• Consegna:
Rendi tutte le righe dell'elenco come tabella Markdown con due colonne, «Num» per il numero di riga e «Riga» per il testo. Ometti le righe vuote e le immagini.

──────── Dati forniti

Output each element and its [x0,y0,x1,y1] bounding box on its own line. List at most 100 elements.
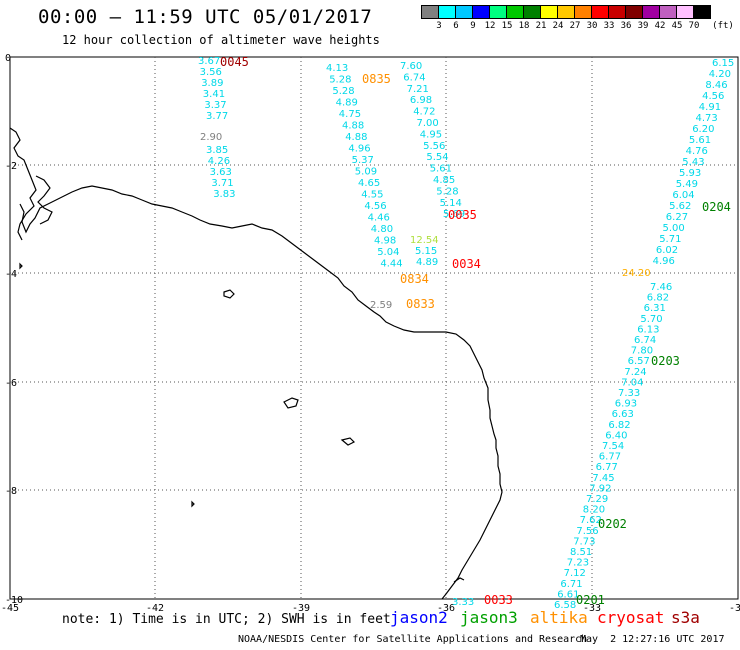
island [453,577,465,583]
wave-height-label: 4.96 [653,256,675,267]
wave-height-label: 4.56 [364,201,386,212]
wave-height-label: 6.27 [666,212,688,223]
wave-height-label: 6.82 [608,420,630,431]
wave-height-label: 3.89 [201,78,223,89]
wave-height-label: 4.89 [416,257,438,268]
map-subtitle: 12 hour collection of altimeter wave hei… [62,33,380,47]
lon-axis-label: -33 [583,603,601,614]
wave-height-label: 3.63 [210,167,232,178]
wave-height-label: 7.60 [400,61,422,72]
coastline [19,185,503,600]
wave-height-label: 6.77 [599,452,621,463]
lat-axis-label: -6 [5,378,17,389]
wave-height-label: 5.62 [669,201,691,212]
wave-height-label: 5.49 [676,179,698,190]
wave-height-label: 7.45 [592,473,614,484]
wave-height-label: 4.76 [686,146,708,157]
wave-height-label: 6.98 [410,95,432,106]
colorbar-tick-label: 36 [620,21,632,31]
wave-height-label: 7.54 [602,441,624,452]
wave-height-label: 7.04 [621,377,643,388]
colorbar-tick-label: 15 [501,21,513,31]
colorbar-tick-label: 12 [484,21,496,31]
satellite-legend-jason2: jason2 [390,608,448,627]
time-label: 0035 [448,208,477,222]
wave-height-label: 5.15 [415,246,437,257]
colorbar-tick-label: 70 [688,21,700,31]
wave-height-label: 5.28 [436,186,458,197]
wave-height-label: 4.75 [339,109,361,120]
wave-height-label: 4.55 [361,190,383,201]
lon-axis-label: -45 [1,603,19,614]
colorbar-tick-label: 24 [552,21,564,31]
wave-height-label: 6.74 [403,72,425,83]
legend-note: note: 1) Time is in UTC; 2) SWH is in fe… [62,612,391,627]
wave-height-label: 3.33 [452,597,474,608]
satellite-legend-altika: altika [530,608,588,627]
wave-height-label: 7.12 [564,568,586,579]
wave-height-label: 5.28 [332,86,354,97]
wave-height-label: 6.04 [672,190,694,201]
colorbar-tick-label: 9 [470,21,476,31]
wave-height-label: 6.13 [637,324,659,335]
wave-height-label: 4.65 [358,178,380,189]
time-label: 0204 [702,200,731,214]
wave-height-label: 5.09 [355,167,377,178]
time-label: 0834 [400,272,429,286]
wave-height-label: 7.73 [573,536,595,547]
wave-height-label: 5.70 [640,314,662,325]
wave-height-label: 6.02 [656,245,678,256]
footer-timestamp: May 2 12:27:16 UTC 2017 [580,634,725,645]
wave-height-label: 6.63 [612,409,634,420]
wave-height-label: 4.89 [336,98,358,109]
wave-height-label: 3.56 [200,67,222,78]
wave-height-label: 5.43 [682,157,704,168]
colorbar-tick-label: 33 [603,21,615,31]
wave-height-label: 6.77 [596,462,618,473]
wave-height-label: 6.93 [615,399,637,410]
wave-height-label: 8.46 [705,80,727,91]
wave-height-label: 7.80 [631,346,653,357]
colorbar-tick-label: 18 [518,21,530,31]
colorbar-tick-label: 21 [535,21,547,31]
wave-height-label: 4.98 [374,236,396,247]
wave-height-label: 7.56 [576,526,598,537]
wave-height-label: 7.46 [650,282,672,293]
island [283,397,299,409]
wave-height-label: 7.29 [586,494,608,505]
wave-height-label: 4.85 [433,175,455,186]
wave-height-label: 12.54 [410,235,439,246]
wave-height-label: 4.96 [348,144,370,155]
footer-credit: NOAA/NESDIS Center for Satellite Applica… [238,634,588,645]
lat-axis-label: -10 [5,595,23,606]
wave-height-label: 4.13 [326,63,348,74]
wave-height-label: 4.20 [709,69,731,80]
satellite-legend-cryosat: cryosat [597,608,665,627]
wave-height-label: 6.57 [628,356,650,367]
time-label: 0203 [651,354,680,368]
wave-height-label: 4.56 [702,91,724,102]
wave-height-label: 5.37 [352,155,374,166]
wave-height-label: 4.88 [345,132,367,143]
wave-height-label: 4.88 [342,121,364,132]
island [223,289,235,299]
wave-height-label: 5.71 [659,234,681,245]
colorbar-swatch [693,5,711,19]
colorbar-tick-label: 45 [671,21,683,31]
wave-height-label: 7.62 [580,515,602,526]
wave-height-label: 3.77 [206,111,228,122]
wave-height-label: 5.14 [440,198,462,209]
time-label: 0835 [362,72,391,86]
colorbar-unit: (ft) [712,21,734,31]
map-frame [9,56,739,600]
wave-height-label: 6.82 [647,293,669,304]
colorbar-tick-label: 27 [569,21,581,31]
wave-height-label: 4.80 [371,224,393,235]
wave-height-label: 5.61 [430,164,452,175]
colorbar-tick-label: 30 [586,21,598,31]
wave-height-label: 7.00 [417,118,439,129]
wave-height-label: 6.40 [605,430,627,441]
wave-height-label: 4.46 [368,213,390,224]
wave-height-label: 5.56 [423,141,445,152]
time-label: 0033 [484,593,513,607]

────────────────

• Soluzione:
| Num | Riga |
|---|---|
| 1 | Output each element and its [x0,y0,x1,y1] bounding box on its own line. List at most 100 elements. |
| 2 | island [453,577,465,583] |
| 3 | wave-height-label: 4.96 [653,256,675,267] |
| 4 | wave-height-label: 4.56 [364,201,386,212] |
| 5 | wave-height-label: 6.27 [666,212,688,223] |
| 6 | wave-height-label: 6.82 [608,420,630,431] |
| 7 | wave-height-label: 3.89 [201,78,223,89] |
| 8 | wave-height-label: 4.89 [416,257,438,268] |
| 9 | map-subtitle: 12 hour collection of altimeter wave hei… [62,33,380,47] |
| 10 | lon-axis-label: -33 [583,603,601,614] |
| 11 | wave-height-label: 3.63 [210,167,232,178] |
| 12 | wave-height-label: 7.60 [400,61,422,72] |
| 13 | coastline [19,185,503,600] |
| 14 | wave-height-label: 6.77 [599,452,621,463] |
| 15 | lat-axis-label: -6 [5,378,17,389] |
| 16 | wave-height-label: 5.62 [669,201,691,212] |
| 17 | wave-height-label: 5.49 [676,179,698,190] |
| 18 | wave-height-label: 7.45 [592,473,614,484] |
| 19 | wave-height-label: 4.76 [686,146,708,157] |
| 20 | wave-height-label: 6.98 [410,95,432,106] |
| 21 | colorbar-tick-label: 36 [620,21,632,31] |
| 22 | wave-height-label: 7.54 [602,441,624,452] |
| 23 | wave-height-label: 7.04 [621,377,643,388] |
| 24 | colorbar-tick-label: 15 [501,21,513,31] |
| 25 | colorbar-tick-label: 12 [484,21,496,31] |
| 26 | satellite-legend-jason2: jason2 [390,608,448,627] |
| 27 | time-label: 0035 [448,208,477,222] |
| 28 | wave-height-label: 5.15 [415,246,437,257] |
| 29 | colorbar-tick-label: 70 [688,21,700,31] |
| 30 | wave-height-label: 5.28 [436,186,458,197] |
| 31 | wave-height-label: 4.75 [339,109,361,120] |
| 32 | wave-height-label: 4.55 [361,190,383,201] |
| 33 | lon-axis-label: -45 [1,603,19,614] |
| 34 | colorbar-tick-label: 24 [552,21,564,31] |
| 35 | wave-height-label: 6.74 [403,72,425,83] |
| 36 | legend-note: note: 1) Time is in UTC; 2) SWH is in fe… [62,612,391,627] |
| 37 | wave-height-label: 3.33 [452,597,474,608] |
| 38 | satellite-legend-altika: altika [530,608,588,627] |
| 39 | wave-height-label: 7.12 [564,568,586,579] |
| 40 | wave-height-label: 5.28 [332,86,354,97] |
| 41 | wave-height-label: 6.04 [672,190,694,201] |
| 42 | colorbar-tick-label: 9 [470,21,476,31] |
| 43 | wave-height-label: 6.13 [637,324,659,335] |
| 44 | wave-height-label: 4.65 [358,178,380,189] |
| 45 | time-label: 0204 [702,200,731,214] |
| 46 | wave-height-label: 5.09 [355,167,377,178] |
| 47 | time-label: 0834 [400,272,429,286] |
| 48 | wave-height-label: 7.73 [573,536,595,547] |
| 49 | wave-height-label: 5.70 [640,314,662,325] |
| 50 | wave-height-label: 6.02 [656,245,678,256] |
| 51 | footer-timestamp: May 2 12:27:16 UTC 2017 [580,634,725,645] |
| 52 | wave-height-label: 6.63 [612,409,634,420] |
| 53 | wave-height-label: 4.89 [336,98,358,109] |
| 54 | wave-height-label: 3.56 [200,67,222,78] |
| 55 | wave-height-label: 5.43 [682,157,704,168] |
| 56 | colorbar-tick-label: 33 [603,21,615,31] |
| 57 | wave-height-label: 6.77 [596,462,618,473] |
| 58 | wave-height-label: 6.93 [615,399,637,410] |
| 59 | wave-height-label: 8.46 [705,80,727,91] |
| 60 | wave-height-label: 7.80 [631,346,653,357] |
| 61 | colorbar-tick-label: 18 [518,21,530,31] |
| 62 | colorbar-tick-label: 21 [535,21,547,31] |
| 63 | wave-height-label: 4.98 [374,236,396,247] |
| 64 | wave-height-label: 7.56 [576,526,598,537] |
| 65 | wave-height-label: 7.46 [650,282,672,293] |
| 66 | island [283,397,299,409] |
| 67 | wave-height-label: 7.29 [586,494,608,505] |
| 68 | wave-height-label: 4.85 [433,175,455,186] |
| 69 | wave-height-label: 12.54 [410,235,439,246] |
| 70 | wave-height-label: 4.96 [348,144,370,155] |
| 71 | footer-credit: NOAA/NESDIS Center for Satellite Applica… [238,634,588,645] |
| 72 | lat-axis-label: -10 [5,595,23,606] |
| 73 | wave-height-label: 4.13 [326,63,348,74] |
| 74 | wave-height-label: 4.20 [709,69,731,80] |
| 75 | satellite-legend-cryosat: cryosat [597,608,665,627] |
| 76 | wave-height-label: 6.57 [628,356,650,367] |
| 77 | time-label: 0203 [651,354,680,368] |
| 78 | wave-height-label: 4.56 [702,91,724,102] |
| 79 | wave-height-label: 5.37 [352,155,374,166] |
| 80 | wave-height-label: 4.88 [345,132,367,143] |
| 81 | wave-height-label: 4.88 [342,121,364,132] |
| 82 | island [223,289,235,299] |
| 83 | wave-height-label: 5.71 [659,234,681,245] |
| 84 | colorbar-swatch [693,5,711,19] |
| 85 | colorbar-tick-label: 45 [671,21,683,31] |
| 86 | wave-height-label: 7.62 [580,515,602,526] |
| 87 | wave-height-label: 3.77 [206,111,228,122] |
| 88 | wave-height-label: 5.14 [440,198,462,209] |
| 89 | time-label: 0835 [362,72,391,86] |
| 90 | colorbar-unit: (ft) [712,21,734,31] |
| 91 | map-frame [9,56,739,600] |
| 92 | wave-height-label: 6.82 [647,293,669,304] |
| 93 | colorbar-tick-label: 27 [569,21,581,31] |
| 94 | wave-height-label: 4.80 [371,224,393,235] |
| 95 | wave-height-label: 5.61 [430,164,452,175] |
| 96 | colorbar-tick-label: 30 [586,21,598,31] |
| 97 | wave-height-label: 7.00 [417,118,439,129] |
| 98 | wave-height-label: 6.40 [605,430,627,441] |
| 99 | wave-height-label: 4.46 [368,213,390,224] |
| 100 | wave-height-label: 5.56 [423,141,445,152] |
| 101 | time-label: 0033 [484,593,513,607] |